▶ [DATASET CONTENT]
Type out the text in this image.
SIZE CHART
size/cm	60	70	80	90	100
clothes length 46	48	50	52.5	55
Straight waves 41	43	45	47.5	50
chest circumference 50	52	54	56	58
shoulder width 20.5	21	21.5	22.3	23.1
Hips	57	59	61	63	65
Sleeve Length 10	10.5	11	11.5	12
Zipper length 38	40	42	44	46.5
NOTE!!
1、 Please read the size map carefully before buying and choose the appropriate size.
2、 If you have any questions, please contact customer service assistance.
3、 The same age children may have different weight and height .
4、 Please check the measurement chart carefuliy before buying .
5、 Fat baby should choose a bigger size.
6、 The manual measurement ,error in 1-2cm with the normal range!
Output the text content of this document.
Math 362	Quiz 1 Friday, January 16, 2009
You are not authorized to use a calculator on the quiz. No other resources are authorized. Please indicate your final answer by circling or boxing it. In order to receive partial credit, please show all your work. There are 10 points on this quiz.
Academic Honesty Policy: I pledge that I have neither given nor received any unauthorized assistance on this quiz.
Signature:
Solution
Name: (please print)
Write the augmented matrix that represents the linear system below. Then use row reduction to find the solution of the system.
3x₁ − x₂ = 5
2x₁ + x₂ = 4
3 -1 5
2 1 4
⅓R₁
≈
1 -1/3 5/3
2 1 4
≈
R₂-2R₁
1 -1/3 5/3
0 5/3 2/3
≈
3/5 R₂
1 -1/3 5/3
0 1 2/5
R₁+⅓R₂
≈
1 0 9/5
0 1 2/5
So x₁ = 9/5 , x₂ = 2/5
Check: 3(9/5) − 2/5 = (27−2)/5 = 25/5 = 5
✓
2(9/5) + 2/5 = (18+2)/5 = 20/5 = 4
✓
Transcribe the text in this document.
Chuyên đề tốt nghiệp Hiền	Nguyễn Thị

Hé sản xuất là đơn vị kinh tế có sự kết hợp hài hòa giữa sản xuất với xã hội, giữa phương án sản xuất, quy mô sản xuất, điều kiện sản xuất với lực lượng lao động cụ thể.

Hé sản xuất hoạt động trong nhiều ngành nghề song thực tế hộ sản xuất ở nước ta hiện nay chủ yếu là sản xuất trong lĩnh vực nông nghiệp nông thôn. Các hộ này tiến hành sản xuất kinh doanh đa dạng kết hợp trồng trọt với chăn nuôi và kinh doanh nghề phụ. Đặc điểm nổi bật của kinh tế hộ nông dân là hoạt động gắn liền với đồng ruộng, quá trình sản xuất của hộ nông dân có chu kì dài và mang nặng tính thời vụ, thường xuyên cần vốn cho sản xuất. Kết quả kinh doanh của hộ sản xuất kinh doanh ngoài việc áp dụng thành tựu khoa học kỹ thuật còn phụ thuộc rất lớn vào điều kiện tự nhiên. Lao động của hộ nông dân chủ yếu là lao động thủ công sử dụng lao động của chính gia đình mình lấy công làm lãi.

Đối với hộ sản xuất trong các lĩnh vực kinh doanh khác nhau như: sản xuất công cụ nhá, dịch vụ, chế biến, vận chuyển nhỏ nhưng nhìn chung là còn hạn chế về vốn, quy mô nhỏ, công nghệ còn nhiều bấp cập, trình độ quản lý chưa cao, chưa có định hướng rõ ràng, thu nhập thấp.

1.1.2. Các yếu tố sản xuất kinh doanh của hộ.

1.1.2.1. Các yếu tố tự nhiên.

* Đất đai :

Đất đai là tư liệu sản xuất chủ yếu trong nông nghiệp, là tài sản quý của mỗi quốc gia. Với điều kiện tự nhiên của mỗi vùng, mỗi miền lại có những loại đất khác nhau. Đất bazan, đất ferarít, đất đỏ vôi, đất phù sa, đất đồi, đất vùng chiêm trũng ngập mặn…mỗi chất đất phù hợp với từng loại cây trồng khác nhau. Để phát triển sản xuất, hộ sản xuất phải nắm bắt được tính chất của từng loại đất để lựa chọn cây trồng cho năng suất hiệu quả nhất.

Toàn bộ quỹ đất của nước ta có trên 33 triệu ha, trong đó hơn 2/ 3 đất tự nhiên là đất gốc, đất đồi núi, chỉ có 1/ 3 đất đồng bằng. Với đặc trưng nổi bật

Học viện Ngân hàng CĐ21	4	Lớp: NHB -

▶ [SET EXERCISE]
Extract every line containing the string "động" from the material.

▶ [RESULT BELOW]
Hé sản xuất là đơn vị kinh tế có sự kết hợp hài hòa giữa sản xuất với xã hội, giữa phương án sản xuất, quy mô sản xuất, điều kiện sản xuất với lực lượng lao động cụ thể.
Hé sản xuất hoạt động trong nhiều ngành nghề song thực tế hộ sản xuất ở nước ta hiện nay chủ yếu là sản xuất trong lĩnh vực nông nghiệp nông thôn. Các hộ này tiến hành sản xuất kinh doanh đa dạng kết hợp trồng trọt với chăn nuôi và kinh doanh nghề phụ. Đặc điểm nổi bật của kinh tế hộ nông dân là hoạt động gắn liền với đồng ruộng, quá trình sản xuất của hộ nông dân có chu kì dài và mang nặng tính thời vụ, thường xuyên cần vốn cho sản xuất. Kết quả kinh doanh của hộ sản xuất kinh doanh ngoài việc áp dụng thành tựu khoa học kỹ thuật còn phụ thuộc rất lớn vào điều kiện tự nhiên. Lao động của hộ nông dân chủ yếu là lao động thủ công sử dụng lao động của chính gia đình mình lấy công làm lãi.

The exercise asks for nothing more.